====== Input records

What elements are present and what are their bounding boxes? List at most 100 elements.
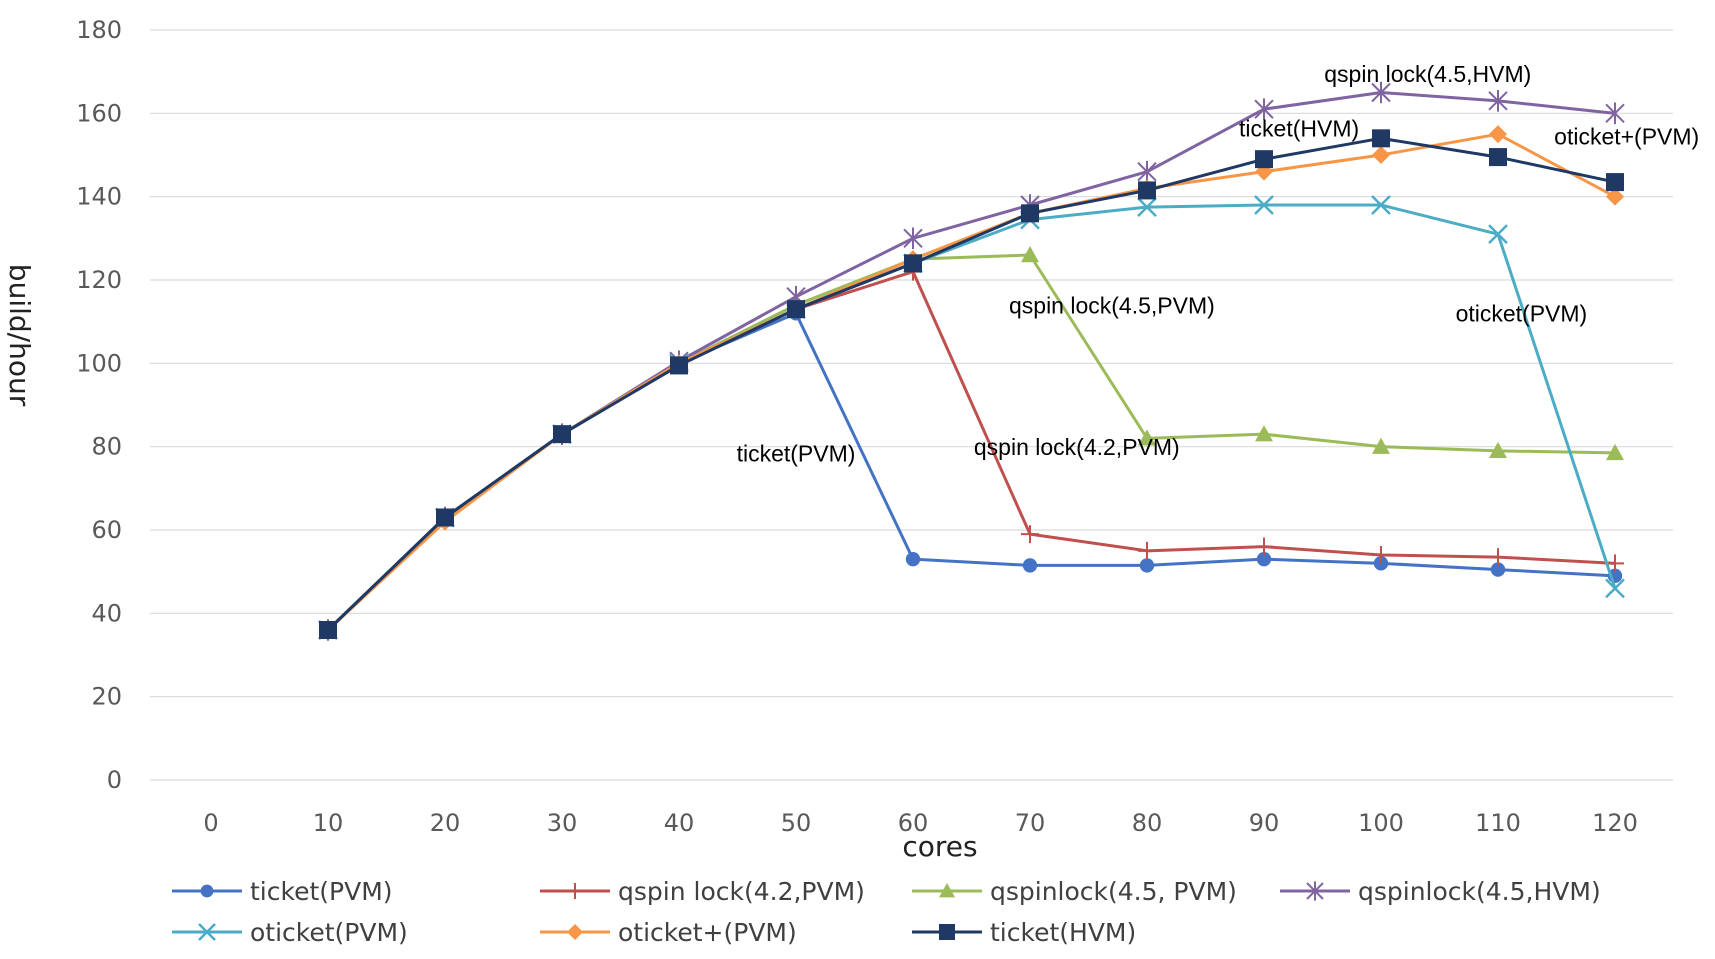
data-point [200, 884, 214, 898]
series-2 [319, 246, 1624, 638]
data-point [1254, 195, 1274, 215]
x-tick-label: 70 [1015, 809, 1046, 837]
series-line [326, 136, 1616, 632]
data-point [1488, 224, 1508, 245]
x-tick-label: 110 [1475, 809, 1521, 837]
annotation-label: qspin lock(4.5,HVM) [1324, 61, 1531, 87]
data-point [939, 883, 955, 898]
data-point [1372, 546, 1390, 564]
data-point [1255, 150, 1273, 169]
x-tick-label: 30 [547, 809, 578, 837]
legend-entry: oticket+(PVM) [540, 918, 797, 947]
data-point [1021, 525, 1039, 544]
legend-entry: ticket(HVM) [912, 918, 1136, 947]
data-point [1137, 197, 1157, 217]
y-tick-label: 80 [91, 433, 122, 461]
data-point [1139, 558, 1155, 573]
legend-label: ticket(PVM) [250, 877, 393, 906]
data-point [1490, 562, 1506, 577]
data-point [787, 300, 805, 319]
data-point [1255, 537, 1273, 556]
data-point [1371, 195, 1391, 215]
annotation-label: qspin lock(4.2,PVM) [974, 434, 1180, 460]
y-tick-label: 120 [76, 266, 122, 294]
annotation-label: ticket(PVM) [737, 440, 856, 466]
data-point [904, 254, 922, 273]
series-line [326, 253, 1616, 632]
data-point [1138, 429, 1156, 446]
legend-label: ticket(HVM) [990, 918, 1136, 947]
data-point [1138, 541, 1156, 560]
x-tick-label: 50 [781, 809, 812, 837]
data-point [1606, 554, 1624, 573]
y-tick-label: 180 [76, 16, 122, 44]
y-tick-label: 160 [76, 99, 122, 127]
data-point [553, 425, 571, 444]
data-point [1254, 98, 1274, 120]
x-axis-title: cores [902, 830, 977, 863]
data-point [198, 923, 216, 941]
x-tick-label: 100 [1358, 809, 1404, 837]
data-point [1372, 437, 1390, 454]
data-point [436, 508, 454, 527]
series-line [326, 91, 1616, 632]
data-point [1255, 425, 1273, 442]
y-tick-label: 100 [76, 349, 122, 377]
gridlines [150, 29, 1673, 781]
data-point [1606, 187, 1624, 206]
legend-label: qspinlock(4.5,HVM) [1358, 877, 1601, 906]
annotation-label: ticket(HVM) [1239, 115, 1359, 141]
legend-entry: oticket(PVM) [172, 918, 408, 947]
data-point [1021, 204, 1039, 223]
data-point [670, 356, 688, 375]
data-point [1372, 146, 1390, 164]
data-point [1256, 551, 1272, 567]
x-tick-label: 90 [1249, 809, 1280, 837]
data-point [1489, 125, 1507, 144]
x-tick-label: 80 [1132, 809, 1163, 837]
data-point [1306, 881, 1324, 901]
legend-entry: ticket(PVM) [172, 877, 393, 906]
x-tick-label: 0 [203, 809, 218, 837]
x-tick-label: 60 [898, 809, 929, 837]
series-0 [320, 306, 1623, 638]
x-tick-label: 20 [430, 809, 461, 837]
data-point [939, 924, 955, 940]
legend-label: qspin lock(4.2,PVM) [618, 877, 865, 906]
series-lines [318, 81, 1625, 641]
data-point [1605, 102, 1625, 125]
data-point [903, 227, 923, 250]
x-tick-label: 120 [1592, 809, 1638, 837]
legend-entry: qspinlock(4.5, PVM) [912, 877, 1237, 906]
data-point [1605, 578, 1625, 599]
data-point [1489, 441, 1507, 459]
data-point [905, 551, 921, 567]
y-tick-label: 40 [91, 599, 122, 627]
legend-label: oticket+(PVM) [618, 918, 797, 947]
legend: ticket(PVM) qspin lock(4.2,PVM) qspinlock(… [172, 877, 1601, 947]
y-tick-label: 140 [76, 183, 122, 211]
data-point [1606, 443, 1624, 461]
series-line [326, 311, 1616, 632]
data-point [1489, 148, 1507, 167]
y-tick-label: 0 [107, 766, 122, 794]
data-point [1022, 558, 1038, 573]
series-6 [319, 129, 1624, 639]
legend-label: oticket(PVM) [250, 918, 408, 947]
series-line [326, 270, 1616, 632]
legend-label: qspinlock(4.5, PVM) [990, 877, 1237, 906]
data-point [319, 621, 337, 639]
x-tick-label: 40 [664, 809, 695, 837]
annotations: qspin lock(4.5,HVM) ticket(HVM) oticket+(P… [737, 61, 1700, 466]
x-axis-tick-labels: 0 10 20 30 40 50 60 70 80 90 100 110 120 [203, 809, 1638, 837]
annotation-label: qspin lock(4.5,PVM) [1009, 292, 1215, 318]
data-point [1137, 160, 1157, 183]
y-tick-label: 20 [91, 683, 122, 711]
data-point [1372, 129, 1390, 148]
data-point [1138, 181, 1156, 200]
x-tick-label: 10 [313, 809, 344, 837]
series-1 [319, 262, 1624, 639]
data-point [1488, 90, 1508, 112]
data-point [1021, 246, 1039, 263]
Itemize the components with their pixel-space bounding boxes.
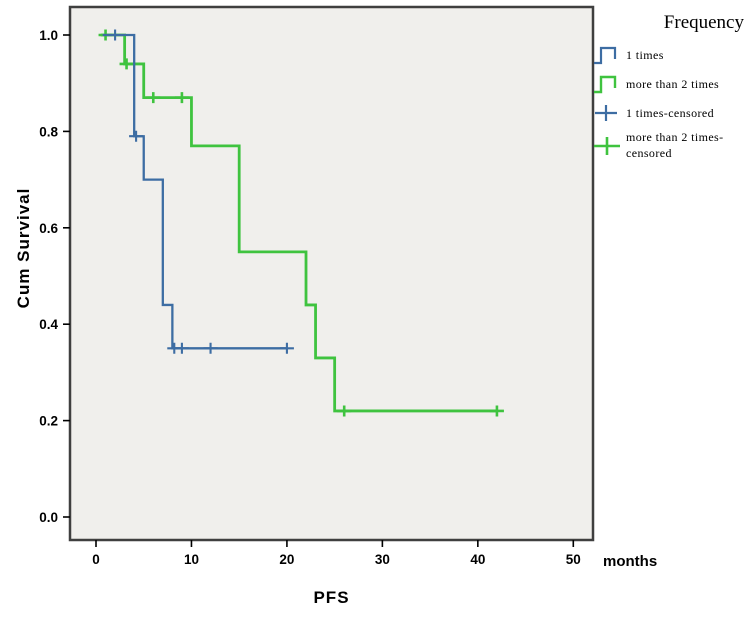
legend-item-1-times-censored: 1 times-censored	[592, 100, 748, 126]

============

● Brief: Can you arrange the rows above as a JSON list of strings, with one string per line, skipping blank lines and leaving out the pictures?

● Task answer:
[
  "What elements are present and what are their bounding boxes? List at most 100 elements.",
  "data-point [200, 884, 214, 898]",
  "series-2 [319, 246, 1624, 638]",
  "data-point [1254, 195, 1274, 215]",
  "x-tick-label: 70 [1015, 809, 1046, 837]",
  "series-line [326, 136, 1616, 632]",
  "data-point [1488, 224, 1508, 245]",
  "x-tick-label: 110 [1475, 809, 1521, 837]",
  "annotation-label: qspin lock(4.5,HVM) [1324, 61, 1531, 87]",
  "data-point [939, 883, 955, 898]",
  "data-point [1372, 546, 1390, 564]",
  "data-point [1255, 150, 1273, 169]",
  "x-tick-label: 30 [547, 809, 578, 837]",
  "legend-entry: oticket+(PVM) [540, 918, 797, 947]",
  "data-point [1021, 525, 1039, 544]",
  "legend-entry: ticket(HVM) [912, 918, 1136, 947]",
  "data-point [1137, 197, 1157, 217]",
  "y-tick-label: 80 [91, 433, 122, 461]",
  "data-point [1139, 558, 1155, 573]",
  "legend-label: ticket(PVM) [250, 877, 393, 906]",
  "data-point [1490, 562, 1506, 577]",
  "data-point [787, 300, 805, 319]",
  "data-point [1255, 537, 1273, 556]",
  "data-point [1371, 195, 1391, 215]",
  "annotation-label: qspin lock(4.2,PVM) [974, 434, 1180, 460]",
  "y-tick-label: 120 [76, 266, 122, 294]",
  "annotation-label: ticket(PVM) [737, 440, 856, 466]",
  "data-point [904, 254, 922, 273]",
  "series-line [326, 253, 1616, 632]",
  "data-point [1138, 429, 1156, 446]",
  "legend-label: ticket(HVM) [990, 918, 1136, 947]",
  "data-point [1138, 541, 1156, 560]",
  "x-tick-label: 50 [781, 809, 812, 837]",
  "data-point [1606, 554, 1624, 573]",
  "y-tick-label: 180 [76, 16, 122, 44]",
  "y-tick-label: 160 [76, 99, 122, 127]",
  "data-point [553, 425, 571, 444]",
  "data-point [1254, 98, 1274, 120]",
  "x-axis-title: cores [902, 830, 977, 863]",
  "data-point [198, 923, 216, 941]",
  "x-tick-label: 100 [1358, 809, 1404, 837]",
  "data-point [1372, 437, 1390, 454]",
  "data-point [436, 508, 454, 527]",
  "series-line [326, 91, 1616, 632]",
  "data-point [1255, 425, 1273, 442]",
  "y-tick-label: 100 [76, 349, 122, 377]",
  "gridlines [150, 29, 1673, 781]",
  "data-point [1606, 187, 1624, 206]",
  "legend-label: qspinlock(4.5,HVM) [1358, 877, 1601, 906]",
  "annotation-label: ticket(HVM) [1239, 115, 1359, 141]",
  "legend-entry: oticket(PVM) [172, 918, 408, 947]",
  "data-point [1021, 204, 1039, 223]",
  "data-point [670, 356, 688, 375]",
  "data-point [1372, 146, 1390, 164]",
  "data-point [1256, 551, 1272, 567]",
  "x-tick-label: 90 [1249, 809, 1280, 837]",
  "data-point [1489, 125, 1507, 144]",
  "x-tick-label: 80 [1132, 809, 1163, 837]",
  "data-point [1306, 881, 1324, 901]",
  "legend-entry: ticket(PVM) [172, 877, 393, 906]",
  "x-tick-label: 0 [203, 809, 218, 837]",
  "x-tick-label: 60 [898, 809, 929, 837]",
  "series-0 [320, 306, 1623, 638]",
  "x-tick-label: 20 [430, 809, 461, 837]",
  "data-point [939, 924, 955, 940]",
  "legend-label: qspin lock(4.2,PVM) [618, 877, 865, 906]",
  "series-lines [318, 81, 1625, 641]",
  "data-point [1605, 102, 1625, 125]",
  "data-point [903, 227, 923, 250]",
  "x-tick-label: 120 [1592, 809, 1638, 837]",
  "legend-entry: qspinlock(4.5, PVM) [912, 877, 1237, 906]",
  "data-point [1605, 578, 1625, 599]",
  "data-point [1489, 441, 1507, 459]",
  "data-point [905, 551, 921, 567]",
  "y-tick-label: 40 [91, 599, 122, 627]",
  "legend-label: oticket+(PVM) [618, 918, 797, 947]",
  "legend: ticket(PVM) qspin lock(4.2,PVM) qspinlock(… [172, 877, 1601, 947]",
  "y-tick-label: 140 [76, 183, 122, 211]",
  "data-point [1606, 443, 1624, 461]",
  "series-line [326, 311, 1616, 632]",
  "data-point [1489, 148, 1507, 167]",
  "y-tick-label: 0 [107, 766, 122, 794]",
  "data-point [1022, 558, 1038, 573]",
  "series-6 [319, 129, 1624, 639]",
  "legend-label: oticket(PVM) [250, 918, 408, 947]",
  "series-line [326, 270, 1616, 632]",
  "legend-label: qspinlock(4.5, PVM) [990, 877, 1237, 906]",
  "data-point [319, 621, 337, 639]",
  "x-tick-label: 40 [664, 809, 695, 837]",
  "annotations: qspin lock(4.5,HVM) ticket(HVM) oticket+(P… [737, 61, 1700, 466]",
  "x-axis-tick-labels: 0 10 20 30 40 50 60 70 80 90 100 110 120 [203, 809, 1638, 837]",
  "annotation-label: qspin lock(4.5,PVM) [1009, 292, 1215, 318]",
  "data-point [1137, 160, 1157, 183]",
  "y-tick-label: 20 [91, 683, 122, 711]",
  "data-point [1372, 129, 1390, 148]",
  "data-point [1138, 181, 1156, 200]",
  "x-tick-label: 10 [313, 809, 344, 837]",
  "series-1 [319, 262, 1624, 639]",
  "data-point [1488, 90, 1508, 112]",
  "data-point [1021, 246, 1039, 263]",
  "Itemize the components with their pixel-space bounding boxes.",
  "legend-item-1-times-censored: 1 times-censored\t[592, 100, 748, 126]"
]